[Start of EXERCISE MATERIAL]

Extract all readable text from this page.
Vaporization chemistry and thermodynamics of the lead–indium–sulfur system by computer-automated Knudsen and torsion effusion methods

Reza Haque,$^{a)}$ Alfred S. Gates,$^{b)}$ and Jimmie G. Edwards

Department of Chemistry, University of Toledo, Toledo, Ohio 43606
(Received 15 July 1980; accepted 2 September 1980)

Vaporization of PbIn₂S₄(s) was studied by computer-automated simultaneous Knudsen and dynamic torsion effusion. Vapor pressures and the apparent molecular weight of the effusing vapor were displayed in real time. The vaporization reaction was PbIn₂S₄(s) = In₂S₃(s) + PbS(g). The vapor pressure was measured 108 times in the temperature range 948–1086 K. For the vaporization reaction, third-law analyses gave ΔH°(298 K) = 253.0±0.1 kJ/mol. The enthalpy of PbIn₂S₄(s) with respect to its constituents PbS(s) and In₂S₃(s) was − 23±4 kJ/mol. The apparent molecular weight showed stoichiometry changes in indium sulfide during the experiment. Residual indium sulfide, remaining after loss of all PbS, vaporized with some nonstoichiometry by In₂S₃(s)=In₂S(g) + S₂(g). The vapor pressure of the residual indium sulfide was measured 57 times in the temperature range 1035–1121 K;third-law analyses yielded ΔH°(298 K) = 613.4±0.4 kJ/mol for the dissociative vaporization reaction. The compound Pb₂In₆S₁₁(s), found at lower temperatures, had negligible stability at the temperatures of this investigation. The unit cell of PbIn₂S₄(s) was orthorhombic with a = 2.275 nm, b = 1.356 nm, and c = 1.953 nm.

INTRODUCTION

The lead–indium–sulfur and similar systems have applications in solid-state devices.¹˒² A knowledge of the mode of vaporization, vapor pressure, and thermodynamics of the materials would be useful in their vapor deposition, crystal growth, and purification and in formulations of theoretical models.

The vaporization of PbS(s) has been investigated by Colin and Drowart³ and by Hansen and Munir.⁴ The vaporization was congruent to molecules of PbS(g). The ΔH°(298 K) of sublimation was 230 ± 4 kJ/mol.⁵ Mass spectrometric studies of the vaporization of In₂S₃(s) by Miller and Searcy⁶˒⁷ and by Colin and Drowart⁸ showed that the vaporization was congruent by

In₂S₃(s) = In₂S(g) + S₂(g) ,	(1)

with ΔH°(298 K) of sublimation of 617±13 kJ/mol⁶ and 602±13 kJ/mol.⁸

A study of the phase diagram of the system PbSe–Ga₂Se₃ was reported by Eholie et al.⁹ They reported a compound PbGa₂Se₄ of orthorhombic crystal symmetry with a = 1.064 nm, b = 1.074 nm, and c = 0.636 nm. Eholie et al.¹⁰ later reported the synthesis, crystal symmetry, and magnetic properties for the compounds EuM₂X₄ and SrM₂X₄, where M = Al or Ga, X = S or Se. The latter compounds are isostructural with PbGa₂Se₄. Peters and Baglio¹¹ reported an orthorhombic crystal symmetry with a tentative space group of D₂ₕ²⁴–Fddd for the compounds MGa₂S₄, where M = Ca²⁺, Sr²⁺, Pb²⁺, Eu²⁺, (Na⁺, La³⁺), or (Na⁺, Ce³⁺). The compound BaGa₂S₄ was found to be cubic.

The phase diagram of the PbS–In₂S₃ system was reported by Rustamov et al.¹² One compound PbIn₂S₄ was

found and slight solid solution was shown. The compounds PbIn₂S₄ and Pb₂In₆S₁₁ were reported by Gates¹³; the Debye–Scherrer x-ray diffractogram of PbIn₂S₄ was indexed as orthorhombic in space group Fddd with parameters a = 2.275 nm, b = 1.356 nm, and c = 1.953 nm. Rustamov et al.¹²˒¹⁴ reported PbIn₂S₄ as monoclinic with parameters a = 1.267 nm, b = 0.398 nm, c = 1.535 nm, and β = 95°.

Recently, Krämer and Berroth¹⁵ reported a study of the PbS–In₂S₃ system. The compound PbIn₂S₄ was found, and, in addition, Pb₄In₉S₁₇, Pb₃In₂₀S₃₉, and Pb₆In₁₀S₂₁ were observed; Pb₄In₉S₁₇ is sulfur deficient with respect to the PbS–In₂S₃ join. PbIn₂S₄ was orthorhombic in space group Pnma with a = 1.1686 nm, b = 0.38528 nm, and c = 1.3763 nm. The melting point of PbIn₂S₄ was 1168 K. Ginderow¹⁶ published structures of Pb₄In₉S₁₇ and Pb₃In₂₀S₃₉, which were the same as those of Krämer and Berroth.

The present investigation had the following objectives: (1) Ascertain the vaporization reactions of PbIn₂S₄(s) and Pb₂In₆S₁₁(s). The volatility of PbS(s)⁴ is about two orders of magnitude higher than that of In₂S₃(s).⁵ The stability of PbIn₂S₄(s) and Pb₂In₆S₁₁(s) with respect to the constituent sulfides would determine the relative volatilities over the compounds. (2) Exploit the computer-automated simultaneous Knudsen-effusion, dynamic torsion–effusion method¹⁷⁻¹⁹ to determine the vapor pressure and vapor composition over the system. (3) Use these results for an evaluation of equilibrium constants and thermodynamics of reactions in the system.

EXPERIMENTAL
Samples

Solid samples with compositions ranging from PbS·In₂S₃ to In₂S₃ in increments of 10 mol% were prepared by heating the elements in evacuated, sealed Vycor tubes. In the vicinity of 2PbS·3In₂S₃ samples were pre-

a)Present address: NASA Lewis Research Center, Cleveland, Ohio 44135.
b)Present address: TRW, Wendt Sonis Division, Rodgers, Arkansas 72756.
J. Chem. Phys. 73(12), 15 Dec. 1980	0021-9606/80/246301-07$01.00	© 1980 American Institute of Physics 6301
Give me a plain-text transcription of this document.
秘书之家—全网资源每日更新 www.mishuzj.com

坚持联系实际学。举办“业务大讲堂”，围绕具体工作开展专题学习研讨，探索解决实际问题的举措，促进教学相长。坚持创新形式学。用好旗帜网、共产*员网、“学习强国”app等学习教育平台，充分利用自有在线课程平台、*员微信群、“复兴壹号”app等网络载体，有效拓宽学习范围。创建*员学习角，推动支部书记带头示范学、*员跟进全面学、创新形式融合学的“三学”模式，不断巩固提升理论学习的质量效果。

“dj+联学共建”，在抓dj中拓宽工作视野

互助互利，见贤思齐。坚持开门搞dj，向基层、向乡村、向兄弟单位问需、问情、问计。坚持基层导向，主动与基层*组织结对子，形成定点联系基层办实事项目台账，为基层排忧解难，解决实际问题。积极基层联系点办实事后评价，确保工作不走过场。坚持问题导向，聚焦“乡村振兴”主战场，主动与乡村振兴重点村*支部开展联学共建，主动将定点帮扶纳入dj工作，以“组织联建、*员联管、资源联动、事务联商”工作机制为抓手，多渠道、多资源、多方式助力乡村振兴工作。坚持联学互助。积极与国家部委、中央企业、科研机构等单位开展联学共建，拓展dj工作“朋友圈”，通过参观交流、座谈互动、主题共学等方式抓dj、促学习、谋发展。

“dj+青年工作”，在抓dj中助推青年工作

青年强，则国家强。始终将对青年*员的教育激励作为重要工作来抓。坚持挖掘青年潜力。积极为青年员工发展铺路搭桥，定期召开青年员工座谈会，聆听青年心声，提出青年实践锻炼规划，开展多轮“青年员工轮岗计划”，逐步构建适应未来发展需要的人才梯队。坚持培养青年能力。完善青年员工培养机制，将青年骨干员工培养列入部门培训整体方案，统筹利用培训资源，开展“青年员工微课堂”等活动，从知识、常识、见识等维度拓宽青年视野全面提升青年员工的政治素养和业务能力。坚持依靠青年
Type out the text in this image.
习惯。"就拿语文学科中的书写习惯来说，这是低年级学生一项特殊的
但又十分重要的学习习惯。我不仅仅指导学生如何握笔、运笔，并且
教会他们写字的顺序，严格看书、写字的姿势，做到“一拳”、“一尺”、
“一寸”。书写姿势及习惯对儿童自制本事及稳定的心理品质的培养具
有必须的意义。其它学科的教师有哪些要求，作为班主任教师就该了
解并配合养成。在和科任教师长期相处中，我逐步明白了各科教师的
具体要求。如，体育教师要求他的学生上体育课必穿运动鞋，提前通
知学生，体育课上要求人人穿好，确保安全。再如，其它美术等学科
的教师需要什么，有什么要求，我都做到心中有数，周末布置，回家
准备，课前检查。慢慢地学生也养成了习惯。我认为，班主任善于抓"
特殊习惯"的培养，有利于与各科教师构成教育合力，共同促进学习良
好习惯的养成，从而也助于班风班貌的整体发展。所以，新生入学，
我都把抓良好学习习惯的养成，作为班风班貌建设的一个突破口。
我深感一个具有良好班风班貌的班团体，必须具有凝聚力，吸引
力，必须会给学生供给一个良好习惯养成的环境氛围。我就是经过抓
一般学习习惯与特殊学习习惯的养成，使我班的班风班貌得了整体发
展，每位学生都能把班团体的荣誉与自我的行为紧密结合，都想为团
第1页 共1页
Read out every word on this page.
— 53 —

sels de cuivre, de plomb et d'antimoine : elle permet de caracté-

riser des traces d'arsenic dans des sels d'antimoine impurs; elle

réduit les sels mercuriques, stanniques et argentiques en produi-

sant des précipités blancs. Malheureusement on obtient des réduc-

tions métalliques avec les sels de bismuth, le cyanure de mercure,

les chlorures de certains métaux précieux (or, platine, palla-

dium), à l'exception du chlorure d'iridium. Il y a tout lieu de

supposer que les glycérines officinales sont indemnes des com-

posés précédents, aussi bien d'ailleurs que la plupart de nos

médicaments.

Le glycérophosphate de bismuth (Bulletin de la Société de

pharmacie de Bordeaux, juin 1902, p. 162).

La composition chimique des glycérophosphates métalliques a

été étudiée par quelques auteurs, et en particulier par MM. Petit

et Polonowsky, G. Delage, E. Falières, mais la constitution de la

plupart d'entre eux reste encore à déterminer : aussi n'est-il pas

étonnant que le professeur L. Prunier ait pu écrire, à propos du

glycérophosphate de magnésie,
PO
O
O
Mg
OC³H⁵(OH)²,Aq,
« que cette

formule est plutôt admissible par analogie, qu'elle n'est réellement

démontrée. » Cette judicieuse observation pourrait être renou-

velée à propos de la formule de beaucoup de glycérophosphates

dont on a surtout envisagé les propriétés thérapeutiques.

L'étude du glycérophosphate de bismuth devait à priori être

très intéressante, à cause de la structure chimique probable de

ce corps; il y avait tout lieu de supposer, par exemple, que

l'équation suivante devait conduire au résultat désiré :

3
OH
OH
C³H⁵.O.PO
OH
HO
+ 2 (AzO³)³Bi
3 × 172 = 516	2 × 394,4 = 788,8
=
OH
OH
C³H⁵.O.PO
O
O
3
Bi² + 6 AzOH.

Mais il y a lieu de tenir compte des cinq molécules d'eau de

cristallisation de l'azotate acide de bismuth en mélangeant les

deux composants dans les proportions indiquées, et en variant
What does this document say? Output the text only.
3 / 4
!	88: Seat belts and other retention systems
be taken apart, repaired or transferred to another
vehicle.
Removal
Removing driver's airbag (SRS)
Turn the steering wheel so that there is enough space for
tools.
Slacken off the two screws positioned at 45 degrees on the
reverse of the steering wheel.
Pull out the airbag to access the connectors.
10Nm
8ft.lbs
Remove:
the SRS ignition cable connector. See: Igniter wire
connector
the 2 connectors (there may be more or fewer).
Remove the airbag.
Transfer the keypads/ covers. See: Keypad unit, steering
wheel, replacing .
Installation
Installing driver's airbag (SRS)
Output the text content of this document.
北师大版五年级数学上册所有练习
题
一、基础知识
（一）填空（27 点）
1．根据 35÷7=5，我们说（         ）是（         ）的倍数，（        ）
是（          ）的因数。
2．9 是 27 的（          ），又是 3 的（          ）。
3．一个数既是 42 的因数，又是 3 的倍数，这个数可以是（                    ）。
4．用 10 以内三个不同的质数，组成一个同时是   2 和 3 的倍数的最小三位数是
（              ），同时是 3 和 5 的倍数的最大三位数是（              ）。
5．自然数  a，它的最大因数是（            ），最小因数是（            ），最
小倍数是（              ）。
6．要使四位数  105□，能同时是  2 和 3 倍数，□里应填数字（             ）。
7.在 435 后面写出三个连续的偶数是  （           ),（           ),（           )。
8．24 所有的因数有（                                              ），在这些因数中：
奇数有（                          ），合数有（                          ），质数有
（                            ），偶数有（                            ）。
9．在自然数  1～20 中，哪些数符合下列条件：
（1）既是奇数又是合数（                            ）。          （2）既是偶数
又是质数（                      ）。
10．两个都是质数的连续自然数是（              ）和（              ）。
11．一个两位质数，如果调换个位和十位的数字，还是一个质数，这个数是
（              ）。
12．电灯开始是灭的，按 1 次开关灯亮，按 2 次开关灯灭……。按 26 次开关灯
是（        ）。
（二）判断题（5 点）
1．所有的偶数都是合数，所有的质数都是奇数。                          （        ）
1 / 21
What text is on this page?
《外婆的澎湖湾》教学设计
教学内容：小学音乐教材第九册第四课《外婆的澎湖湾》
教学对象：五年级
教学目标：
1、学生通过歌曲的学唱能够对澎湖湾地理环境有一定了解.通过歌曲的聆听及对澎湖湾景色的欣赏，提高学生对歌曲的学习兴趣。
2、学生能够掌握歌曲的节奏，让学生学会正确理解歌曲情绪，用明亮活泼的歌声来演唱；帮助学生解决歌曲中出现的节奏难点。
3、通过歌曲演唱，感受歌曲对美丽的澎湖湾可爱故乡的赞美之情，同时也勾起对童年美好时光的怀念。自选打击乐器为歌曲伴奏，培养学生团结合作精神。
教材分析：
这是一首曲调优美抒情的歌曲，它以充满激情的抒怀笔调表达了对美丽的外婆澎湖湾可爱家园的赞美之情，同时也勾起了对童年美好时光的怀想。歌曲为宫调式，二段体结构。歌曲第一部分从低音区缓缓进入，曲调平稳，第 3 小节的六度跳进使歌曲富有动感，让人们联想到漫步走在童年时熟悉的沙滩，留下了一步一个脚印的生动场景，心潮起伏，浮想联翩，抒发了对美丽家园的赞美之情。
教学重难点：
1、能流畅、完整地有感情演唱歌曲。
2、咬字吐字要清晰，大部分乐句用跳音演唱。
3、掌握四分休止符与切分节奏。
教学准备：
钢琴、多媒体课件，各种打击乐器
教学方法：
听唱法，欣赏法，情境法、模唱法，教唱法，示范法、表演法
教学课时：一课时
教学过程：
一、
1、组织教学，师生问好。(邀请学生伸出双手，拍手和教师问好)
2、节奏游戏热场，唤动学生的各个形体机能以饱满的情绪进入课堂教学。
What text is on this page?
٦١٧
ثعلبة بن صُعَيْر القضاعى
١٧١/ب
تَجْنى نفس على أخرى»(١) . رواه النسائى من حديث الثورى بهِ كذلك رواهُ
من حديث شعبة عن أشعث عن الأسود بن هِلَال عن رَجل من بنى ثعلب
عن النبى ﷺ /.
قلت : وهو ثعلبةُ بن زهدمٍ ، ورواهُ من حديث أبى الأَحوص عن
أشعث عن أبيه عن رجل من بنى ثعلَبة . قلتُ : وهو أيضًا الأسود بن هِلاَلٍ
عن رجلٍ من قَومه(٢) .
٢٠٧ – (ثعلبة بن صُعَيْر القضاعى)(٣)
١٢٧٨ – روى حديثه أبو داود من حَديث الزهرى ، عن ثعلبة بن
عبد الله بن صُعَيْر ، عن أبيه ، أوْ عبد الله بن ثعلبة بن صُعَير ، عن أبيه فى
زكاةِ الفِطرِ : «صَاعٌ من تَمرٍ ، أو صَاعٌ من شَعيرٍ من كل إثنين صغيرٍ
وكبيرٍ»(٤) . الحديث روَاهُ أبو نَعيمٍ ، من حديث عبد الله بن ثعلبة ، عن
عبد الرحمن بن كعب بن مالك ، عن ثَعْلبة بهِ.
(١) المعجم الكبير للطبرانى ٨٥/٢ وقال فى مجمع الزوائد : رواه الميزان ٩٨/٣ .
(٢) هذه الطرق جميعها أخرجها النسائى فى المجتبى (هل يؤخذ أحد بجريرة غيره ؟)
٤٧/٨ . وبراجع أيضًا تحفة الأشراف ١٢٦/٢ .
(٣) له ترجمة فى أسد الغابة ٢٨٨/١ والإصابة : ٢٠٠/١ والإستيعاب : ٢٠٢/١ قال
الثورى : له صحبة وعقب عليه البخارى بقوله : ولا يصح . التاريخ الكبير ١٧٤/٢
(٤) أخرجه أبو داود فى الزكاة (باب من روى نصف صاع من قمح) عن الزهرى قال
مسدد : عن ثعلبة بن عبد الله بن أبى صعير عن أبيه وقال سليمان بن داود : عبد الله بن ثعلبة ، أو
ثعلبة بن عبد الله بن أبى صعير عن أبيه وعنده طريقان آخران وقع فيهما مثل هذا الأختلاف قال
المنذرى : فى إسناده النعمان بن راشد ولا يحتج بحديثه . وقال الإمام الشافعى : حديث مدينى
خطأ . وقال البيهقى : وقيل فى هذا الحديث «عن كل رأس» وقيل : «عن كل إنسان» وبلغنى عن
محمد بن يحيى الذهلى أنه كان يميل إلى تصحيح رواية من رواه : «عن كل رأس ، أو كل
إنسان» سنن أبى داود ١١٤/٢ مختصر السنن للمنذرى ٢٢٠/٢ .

[End of EXERCISE MATERIAL]

Copy every line of the entries above in which "dans" occurs.

riser des traces d'arsenic dans des sels d'antimoine impurs; elle
deux composants dans les proportions indiquées, et en variant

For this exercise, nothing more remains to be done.